### Problem to work on
Reproduce the records exactly.

[Dataset entries]
* Begin *

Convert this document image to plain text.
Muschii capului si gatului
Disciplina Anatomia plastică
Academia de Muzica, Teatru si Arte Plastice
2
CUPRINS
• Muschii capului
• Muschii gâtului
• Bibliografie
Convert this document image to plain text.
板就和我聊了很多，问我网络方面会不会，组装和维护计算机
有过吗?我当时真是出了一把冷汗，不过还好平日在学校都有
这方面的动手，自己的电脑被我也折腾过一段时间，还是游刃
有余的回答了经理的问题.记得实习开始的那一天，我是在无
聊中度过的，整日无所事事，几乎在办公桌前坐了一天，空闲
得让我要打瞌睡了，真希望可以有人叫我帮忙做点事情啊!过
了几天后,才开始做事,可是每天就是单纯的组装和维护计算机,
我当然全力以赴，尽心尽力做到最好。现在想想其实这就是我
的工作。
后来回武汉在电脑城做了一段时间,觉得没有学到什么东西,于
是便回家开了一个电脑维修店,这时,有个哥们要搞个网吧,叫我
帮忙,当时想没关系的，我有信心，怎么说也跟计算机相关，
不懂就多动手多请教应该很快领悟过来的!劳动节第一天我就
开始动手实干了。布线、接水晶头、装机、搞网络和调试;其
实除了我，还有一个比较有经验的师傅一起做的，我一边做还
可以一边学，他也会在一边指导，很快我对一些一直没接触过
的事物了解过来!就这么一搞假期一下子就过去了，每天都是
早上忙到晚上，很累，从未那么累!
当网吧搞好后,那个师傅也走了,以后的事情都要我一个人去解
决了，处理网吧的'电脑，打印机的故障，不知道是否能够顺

* End *

### Exercise response
Convert this document image to plain text.
Muschii capului si gatului
Disciplina Anatomia plastică
Academia de Muzica, Teatru si Arte Plastice
2
CUPRINS
• Muschii capului
• Muschii gâtului
• Bibliografie
Convert this document image to plain text.
板就和我聊了很多，问我网络方面会不会，组装和维护计算机
有过吗?我当时真是出了一把冷汗，不过还好平日在学校都有
这方面的动手，自己的电脑被我也折腾过一段时间，还是游刃
有余的回答了经理的问题.记得实习开始的那一天，我是在无
聊中度过的，整日无所事事，几乎在办公桌前坐了一天，空闲
得让我要打瞌睡了，真希望可以有人叫我帮忙做点事情啊!过
了几天后,才开始做事,可是每天就是单纯的组装和维护计算机,
我当然全力以赴，尽心尽力做到最好。现在想想其实这就是我
的工作。
后来回武汉在电脑城做了一段时间,觉得没有学到什么东西,于
是便回家开了一个电脑维修店,这时,有个哥们要搞个网吧,叫我
帮忙,当时想没关系的，我有信心，怎么说也跟计算机相关，
不懂就多动手多请教应该很快领悟过来的!劳动节第一天我就
开始动手实干了。布线、接水晶头、装机、搞网络和调试;其
实除了我，还有一个比较有经验的师傅一起做的，我一边做还
可以一边学，他也会在一边指导，很快我对一些一直没接触过
的事物了解过来!就这么一搞假期一下子就过去了，每天都是
早上忙到晚上，很累，从未那么累!
当网吧搞好后,那个师傅也走了,以后的事情都要我一个人去解
决了，处理网吧的'电脑，打印机的故障，不知道是否能够顺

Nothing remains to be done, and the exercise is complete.